───── INFORMATION GIVEN ─────
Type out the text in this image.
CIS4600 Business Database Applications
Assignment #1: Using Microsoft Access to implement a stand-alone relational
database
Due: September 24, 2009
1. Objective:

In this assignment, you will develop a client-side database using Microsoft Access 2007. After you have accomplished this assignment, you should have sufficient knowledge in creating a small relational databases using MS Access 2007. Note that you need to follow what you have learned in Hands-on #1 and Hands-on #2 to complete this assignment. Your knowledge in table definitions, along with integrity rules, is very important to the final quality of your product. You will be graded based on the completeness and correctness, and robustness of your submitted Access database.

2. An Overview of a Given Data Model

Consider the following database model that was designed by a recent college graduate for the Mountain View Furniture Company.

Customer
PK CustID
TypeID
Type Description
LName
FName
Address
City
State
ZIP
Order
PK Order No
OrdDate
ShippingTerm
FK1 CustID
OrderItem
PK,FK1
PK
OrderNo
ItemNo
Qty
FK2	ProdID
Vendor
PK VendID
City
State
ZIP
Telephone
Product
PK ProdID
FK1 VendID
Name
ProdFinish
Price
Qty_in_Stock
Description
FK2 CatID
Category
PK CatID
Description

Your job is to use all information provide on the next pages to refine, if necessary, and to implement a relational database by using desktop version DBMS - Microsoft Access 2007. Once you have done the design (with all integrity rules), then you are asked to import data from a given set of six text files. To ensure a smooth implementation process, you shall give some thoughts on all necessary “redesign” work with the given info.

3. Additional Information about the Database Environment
─────
**REQUIREMENT**
Reproduce the data in its entirety, matching each character.

**CORRECT RESPONSE**
Type out the text in this image.
CIS4600 Business Database Applications
Assignment #1: Using Microsoft Access to implement a stand-alone relational
database
Due: September 24, 2009
1. Objective:

In this assignment, you will develop a client-side database using Microsoft Access 2007. After you have accomplished this assignment, you should have sufficient knowledge in creating a small relational databases using MS Access 2007. Note that you need to follow what you have learned in Hands-on #1 and Hands-on #2 to complete this assignment. Your knowledge in table definitions, along with integrity rules, is very important to the final quality of your product. You will be graded based on the completeness and correctness, and robustness of your submitted Access database.

2. An Overview of a Given Data Model

Consider the following database model that was designed by a recent college graduate for the Mountain View Furniture Company.

Customer
PK CustID
TypeID
Type Description
LName
FName
Address
City
State
ZIP
Order
PK Order No
OrdDate
ShippingTerm
FK1 CustID
OrderItem
PK,FK1
PK
OrderNo
ItemNo
Qty
FK2	ProdID
Vendor
PK VendID
City
State
ZIP
Telephone
Product
PK ProdID
FK1 VendID
Name
ProdFinish
Price
Qty_in_Stock
Description
FK2 CatID
Category
PK CatID
Description

Your job is to use all information provide on the next pages to refine, if necessary, and to implement a relational database by using desktop version DBMS - Microsoft Access 2007. Once you have done the design (with all integrity rules), then you are asked to import data from a given set of six text files. To ensure a smooth implementation process, you shall give some thoughts on all necessary “redesign” work with the given info.

3. Additional Information about the Database Environment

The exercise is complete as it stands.